● **Data section**:
>> begin
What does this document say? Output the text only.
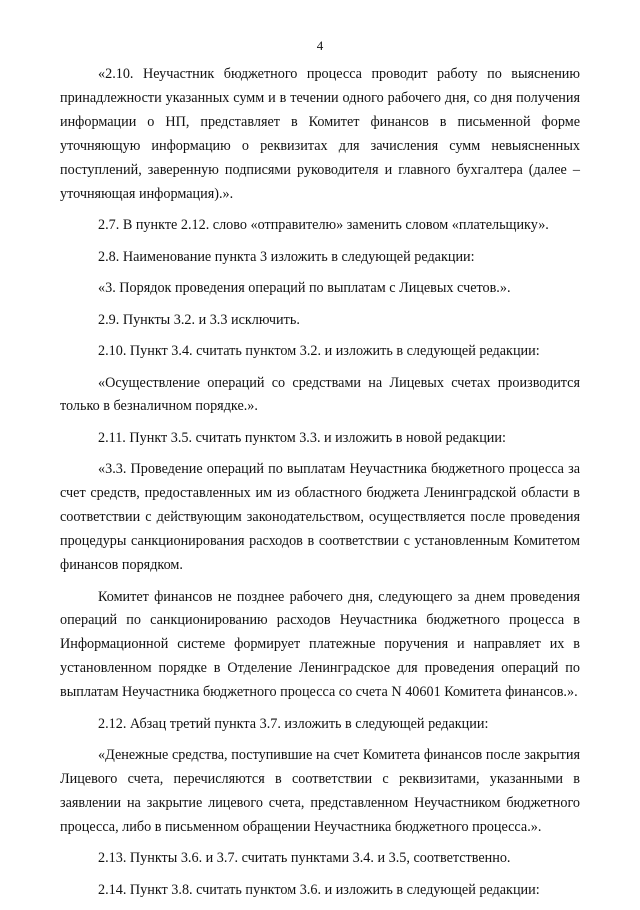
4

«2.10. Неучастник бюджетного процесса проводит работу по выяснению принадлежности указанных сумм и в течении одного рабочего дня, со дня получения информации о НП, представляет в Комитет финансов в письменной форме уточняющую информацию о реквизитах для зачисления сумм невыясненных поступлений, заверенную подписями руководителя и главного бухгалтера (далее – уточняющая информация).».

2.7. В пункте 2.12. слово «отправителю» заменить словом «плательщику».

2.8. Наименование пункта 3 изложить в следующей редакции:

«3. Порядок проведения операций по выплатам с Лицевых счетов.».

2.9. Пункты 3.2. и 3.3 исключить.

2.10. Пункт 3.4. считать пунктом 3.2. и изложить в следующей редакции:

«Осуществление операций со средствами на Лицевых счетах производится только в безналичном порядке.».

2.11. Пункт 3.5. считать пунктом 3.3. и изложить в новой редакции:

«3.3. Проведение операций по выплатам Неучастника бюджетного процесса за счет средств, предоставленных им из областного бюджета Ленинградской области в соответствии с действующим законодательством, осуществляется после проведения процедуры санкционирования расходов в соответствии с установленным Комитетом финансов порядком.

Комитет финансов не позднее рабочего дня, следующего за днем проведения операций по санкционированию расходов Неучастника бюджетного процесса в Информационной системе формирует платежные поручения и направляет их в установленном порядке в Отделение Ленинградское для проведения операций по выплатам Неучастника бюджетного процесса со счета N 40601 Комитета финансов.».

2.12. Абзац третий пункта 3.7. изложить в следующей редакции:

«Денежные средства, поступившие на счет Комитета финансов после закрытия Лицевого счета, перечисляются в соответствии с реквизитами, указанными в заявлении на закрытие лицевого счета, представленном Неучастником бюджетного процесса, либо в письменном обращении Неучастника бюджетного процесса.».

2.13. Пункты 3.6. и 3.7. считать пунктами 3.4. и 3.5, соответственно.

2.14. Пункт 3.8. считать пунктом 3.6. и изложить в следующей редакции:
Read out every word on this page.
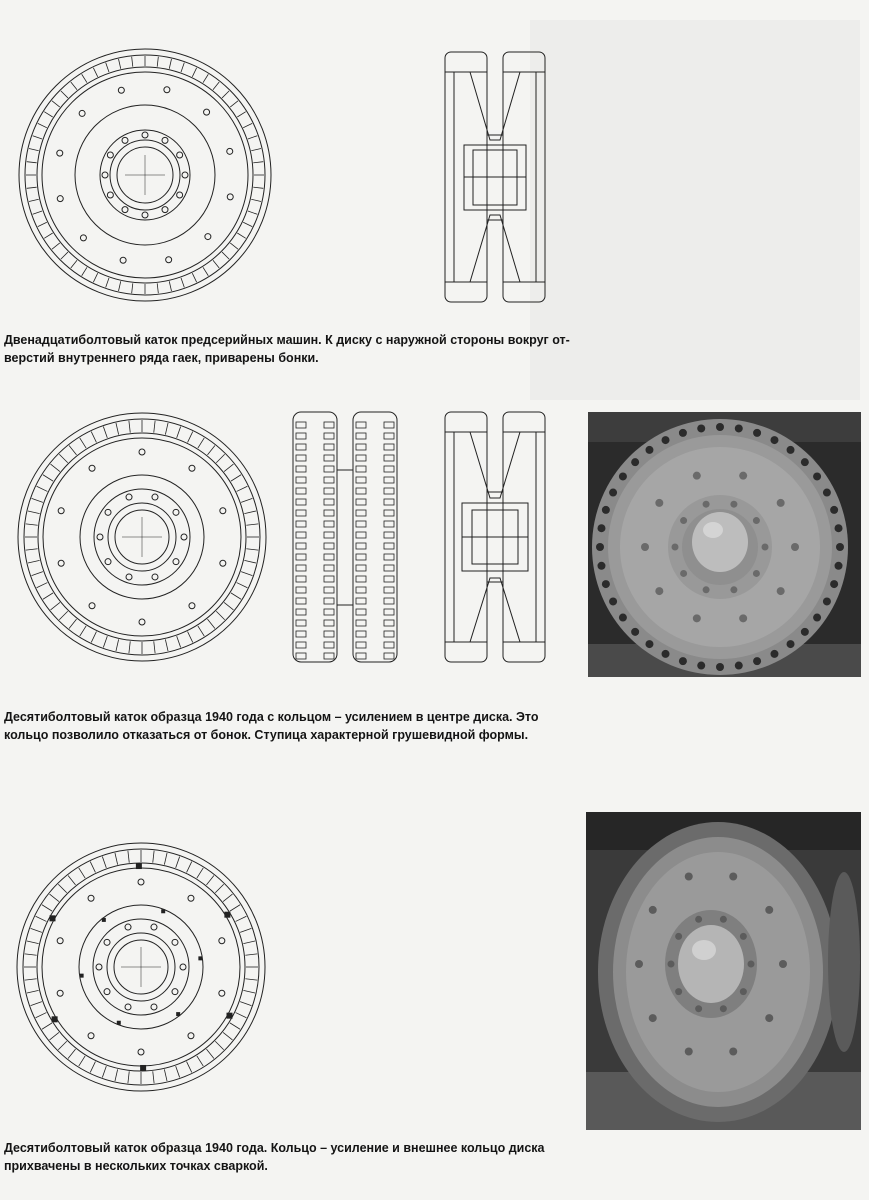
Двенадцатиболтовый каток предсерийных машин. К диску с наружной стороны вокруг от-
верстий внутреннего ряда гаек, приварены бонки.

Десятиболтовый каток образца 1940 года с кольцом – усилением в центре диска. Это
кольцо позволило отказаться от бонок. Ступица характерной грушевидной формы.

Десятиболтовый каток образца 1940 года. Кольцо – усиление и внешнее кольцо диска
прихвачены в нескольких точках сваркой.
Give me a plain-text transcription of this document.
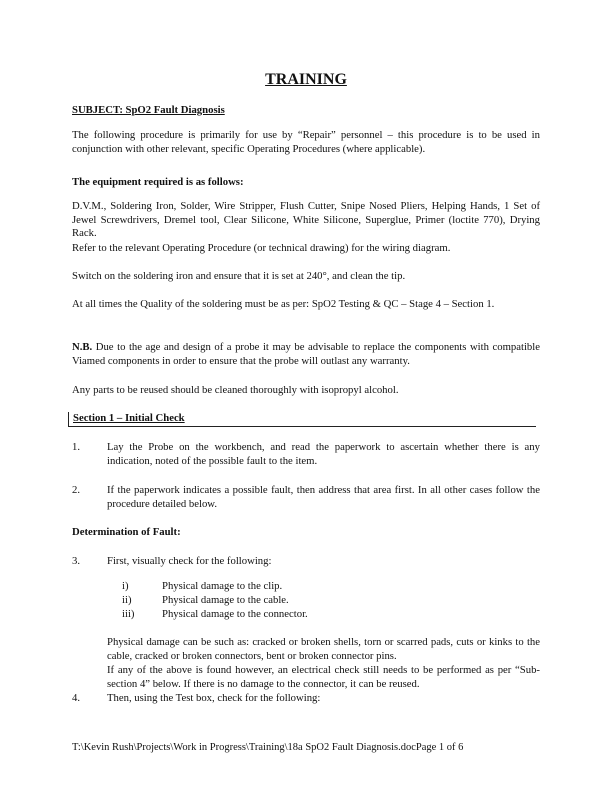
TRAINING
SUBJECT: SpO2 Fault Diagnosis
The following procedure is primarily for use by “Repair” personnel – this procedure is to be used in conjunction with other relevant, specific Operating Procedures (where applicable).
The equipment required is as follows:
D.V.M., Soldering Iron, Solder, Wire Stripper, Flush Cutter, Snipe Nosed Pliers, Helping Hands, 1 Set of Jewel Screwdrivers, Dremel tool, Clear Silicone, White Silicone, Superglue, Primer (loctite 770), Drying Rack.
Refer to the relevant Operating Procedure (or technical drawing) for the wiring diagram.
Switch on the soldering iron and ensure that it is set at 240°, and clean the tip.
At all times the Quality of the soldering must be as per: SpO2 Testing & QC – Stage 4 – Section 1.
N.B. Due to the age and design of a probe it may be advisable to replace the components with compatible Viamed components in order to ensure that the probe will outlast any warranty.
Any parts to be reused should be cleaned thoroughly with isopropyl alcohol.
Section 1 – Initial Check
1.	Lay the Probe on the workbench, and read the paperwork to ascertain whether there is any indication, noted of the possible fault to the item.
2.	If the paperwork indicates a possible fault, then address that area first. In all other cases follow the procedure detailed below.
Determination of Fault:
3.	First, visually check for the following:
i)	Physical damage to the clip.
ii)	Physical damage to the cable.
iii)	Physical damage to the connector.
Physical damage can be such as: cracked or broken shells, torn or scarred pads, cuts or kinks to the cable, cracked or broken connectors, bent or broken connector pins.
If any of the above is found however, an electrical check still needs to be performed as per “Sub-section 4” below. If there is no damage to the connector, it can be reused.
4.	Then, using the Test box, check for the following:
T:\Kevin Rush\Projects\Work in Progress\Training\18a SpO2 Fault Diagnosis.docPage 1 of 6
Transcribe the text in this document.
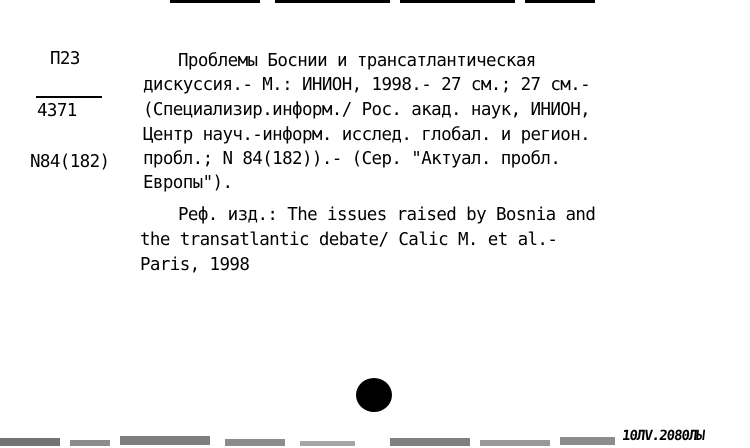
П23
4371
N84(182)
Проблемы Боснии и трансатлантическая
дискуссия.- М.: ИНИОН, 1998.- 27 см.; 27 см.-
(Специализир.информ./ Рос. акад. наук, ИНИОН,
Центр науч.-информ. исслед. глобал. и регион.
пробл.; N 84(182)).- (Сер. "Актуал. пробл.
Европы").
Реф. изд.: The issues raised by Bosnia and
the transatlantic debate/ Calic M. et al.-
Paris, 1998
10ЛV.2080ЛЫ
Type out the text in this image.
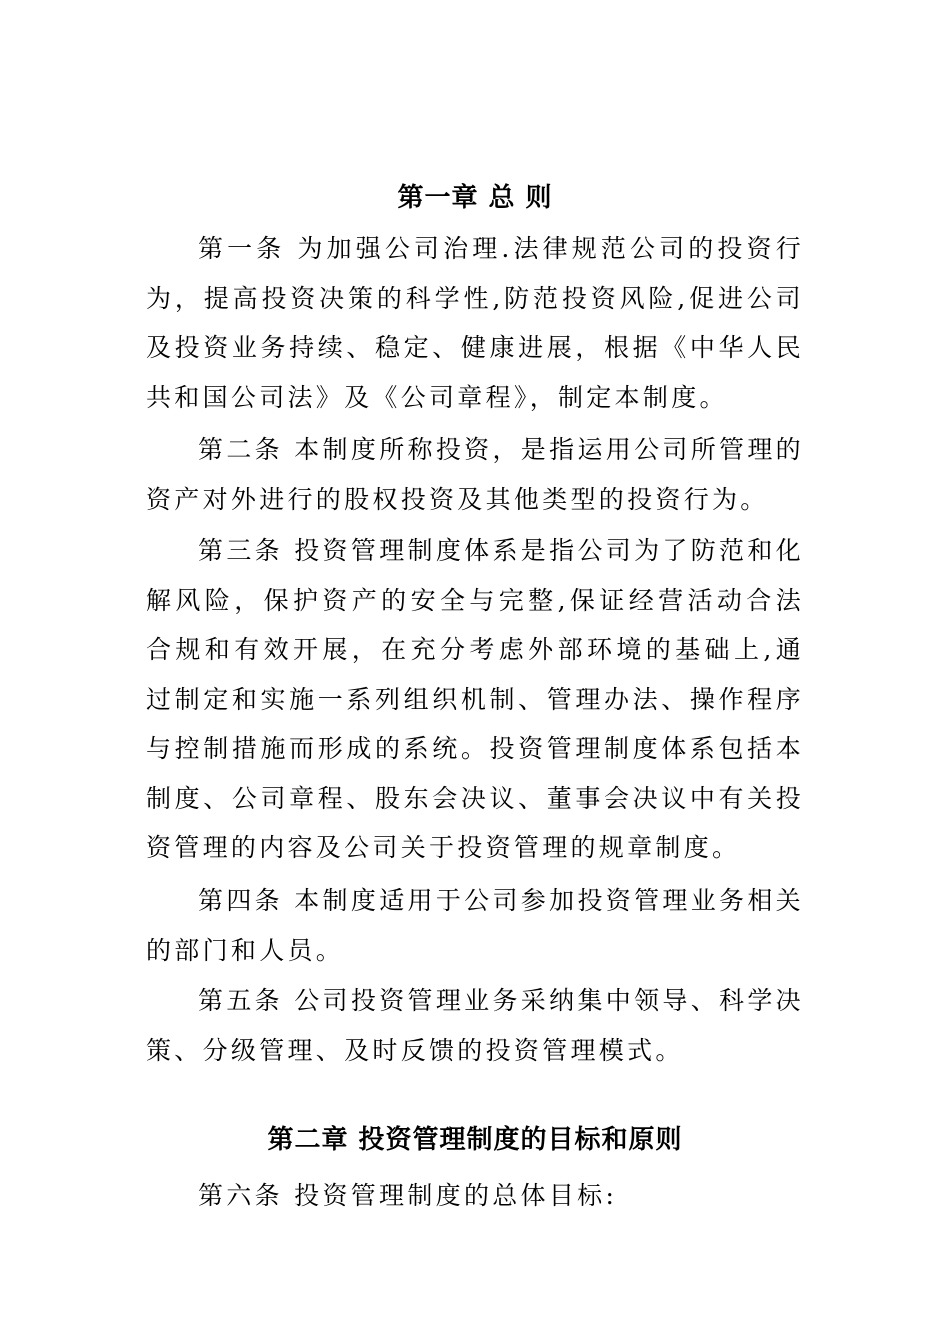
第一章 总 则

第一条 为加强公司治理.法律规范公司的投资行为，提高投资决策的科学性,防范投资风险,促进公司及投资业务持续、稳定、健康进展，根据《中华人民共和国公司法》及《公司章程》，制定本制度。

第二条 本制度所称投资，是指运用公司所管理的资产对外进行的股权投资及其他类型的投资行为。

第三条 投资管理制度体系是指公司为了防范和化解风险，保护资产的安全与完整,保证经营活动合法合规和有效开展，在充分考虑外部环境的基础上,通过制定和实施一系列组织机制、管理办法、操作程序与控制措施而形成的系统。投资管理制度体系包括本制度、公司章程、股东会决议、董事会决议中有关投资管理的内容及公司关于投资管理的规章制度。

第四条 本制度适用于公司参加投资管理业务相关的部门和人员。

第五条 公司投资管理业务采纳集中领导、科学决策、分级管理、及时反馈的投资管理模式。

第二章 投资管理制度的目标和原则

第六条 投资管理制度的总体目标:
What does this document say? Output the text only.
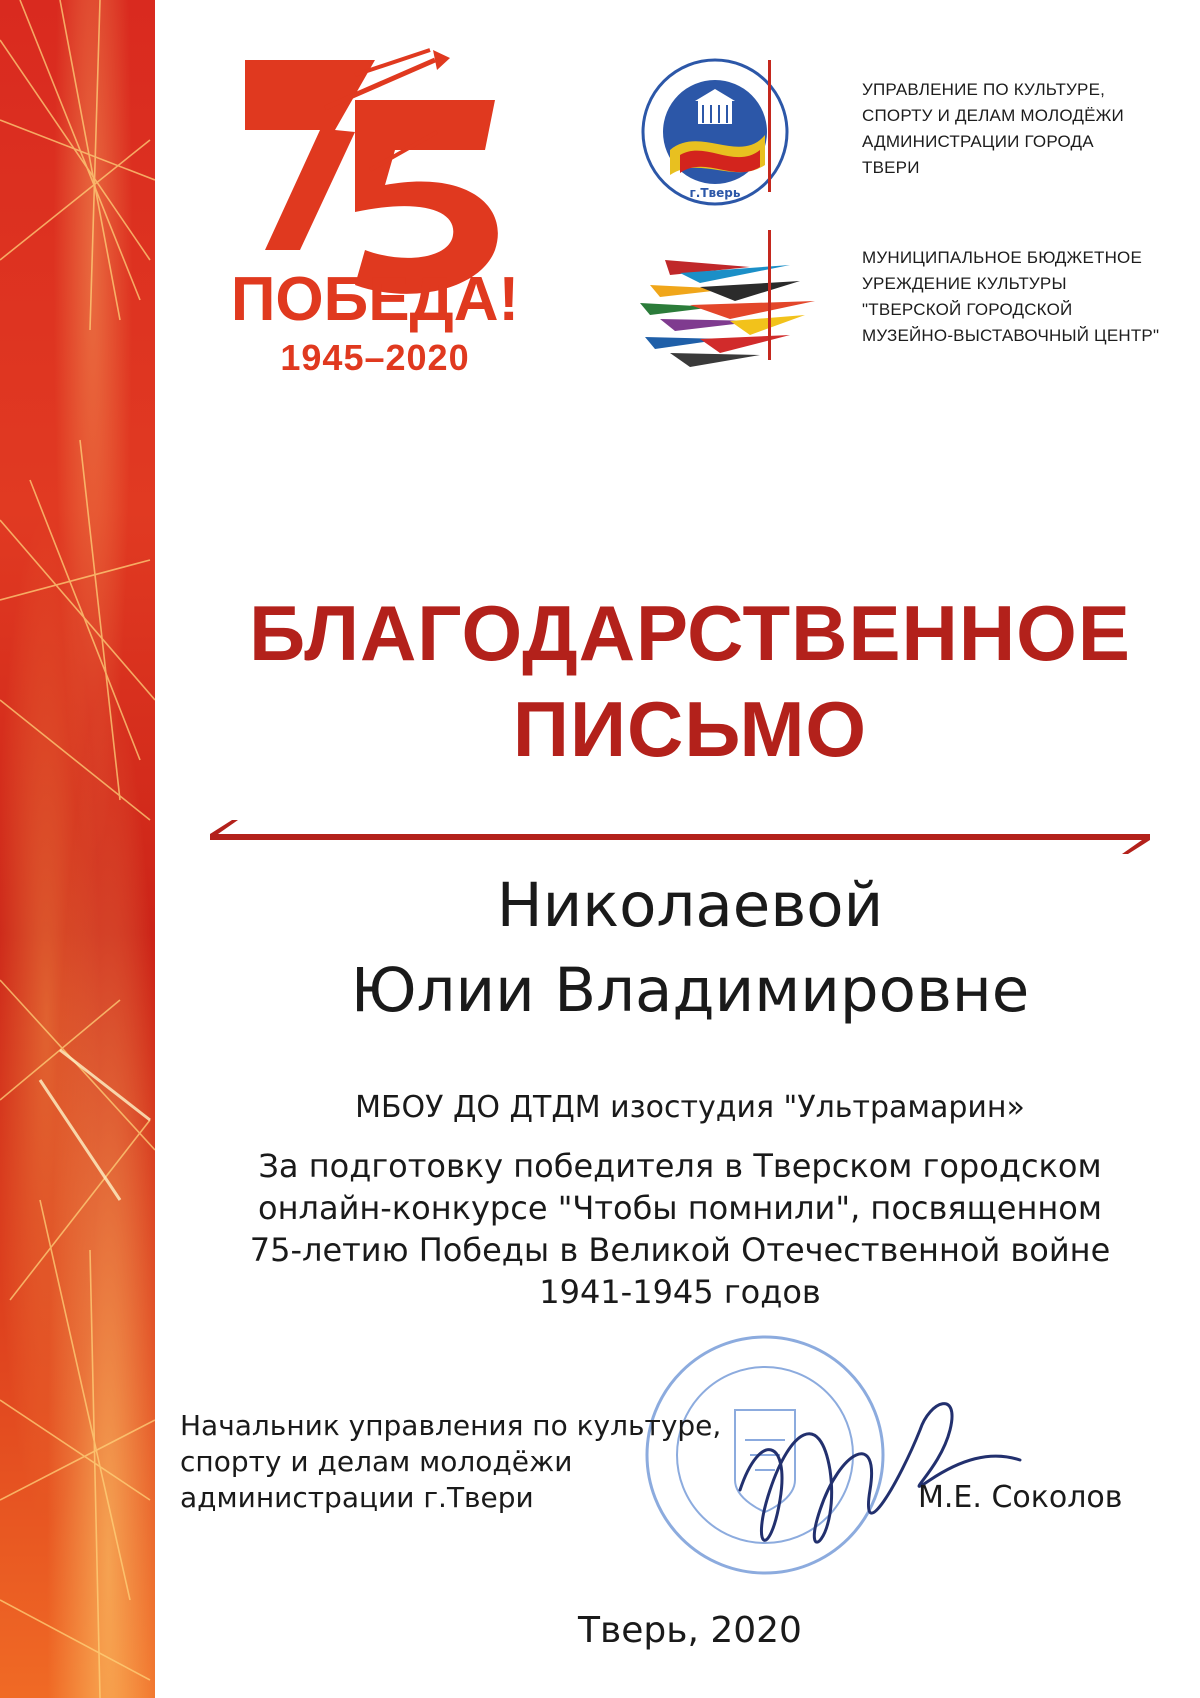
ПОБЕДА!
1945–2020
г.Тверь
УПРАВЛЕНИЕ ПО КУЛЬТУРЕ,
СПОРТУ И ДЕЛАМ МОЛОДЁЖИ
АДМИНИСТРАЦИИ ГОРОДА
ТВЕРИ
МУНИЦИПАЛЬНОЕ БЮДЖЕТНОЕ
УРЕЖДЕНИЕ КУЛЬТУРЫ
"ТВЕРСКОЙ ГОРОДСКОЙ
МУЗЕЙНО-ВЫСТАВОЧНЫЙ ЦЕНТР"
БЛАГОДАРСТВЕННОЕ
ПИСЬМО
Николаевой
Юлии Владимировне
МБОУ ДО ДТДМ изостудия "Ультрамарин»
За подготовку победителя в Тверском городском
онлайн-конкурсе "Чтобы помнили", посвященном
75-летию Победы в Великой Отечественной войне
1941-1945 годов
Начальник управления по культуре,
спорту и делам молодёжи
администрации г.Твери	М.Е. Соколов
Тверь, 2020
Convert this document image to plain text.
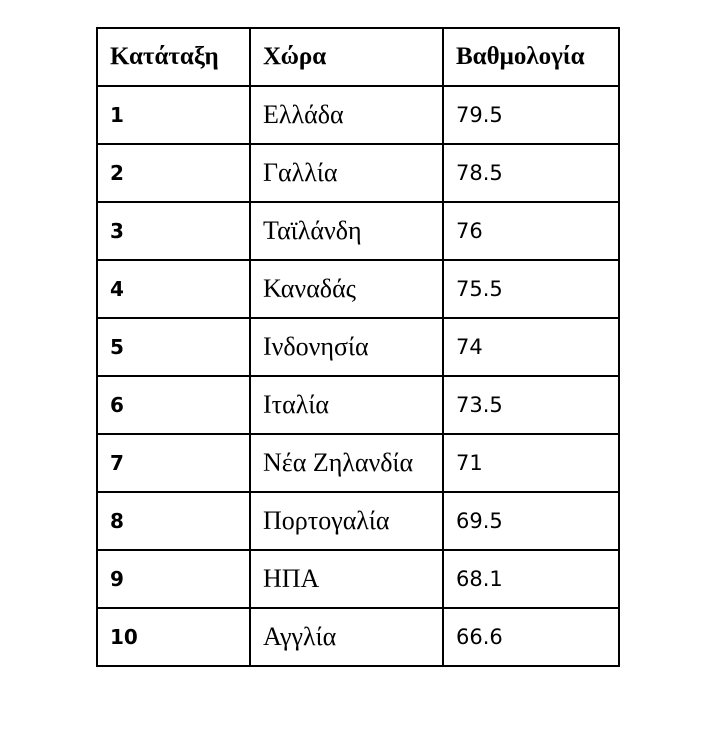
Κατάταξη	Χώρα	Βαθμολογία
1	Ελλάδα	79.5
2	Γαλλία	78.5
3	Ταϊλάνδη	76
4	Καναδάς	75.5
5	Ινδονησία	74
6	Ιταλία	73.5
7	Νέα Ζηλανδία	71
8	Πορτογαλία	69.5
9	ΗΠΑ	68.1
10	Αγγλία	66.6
>> end
Which lines hold the string "редакции"? Copy all of them from the data above.

● **Result**:
2.8. Наименование пункта 3 изложить в следующей редакции:
2.10. Пункт 3.4. считать пунктом 3.2. и изложить в следующей редакции:
2.11. Пункт 3.5. считать пунктом 3.3. и изложить в новой редакции:
2.12. Абзац третий пункта 3.7. изложить в следующей редакции:
2.14. Пункт 3.8. считать пунктом 3.6. и изложить в следующей редакции:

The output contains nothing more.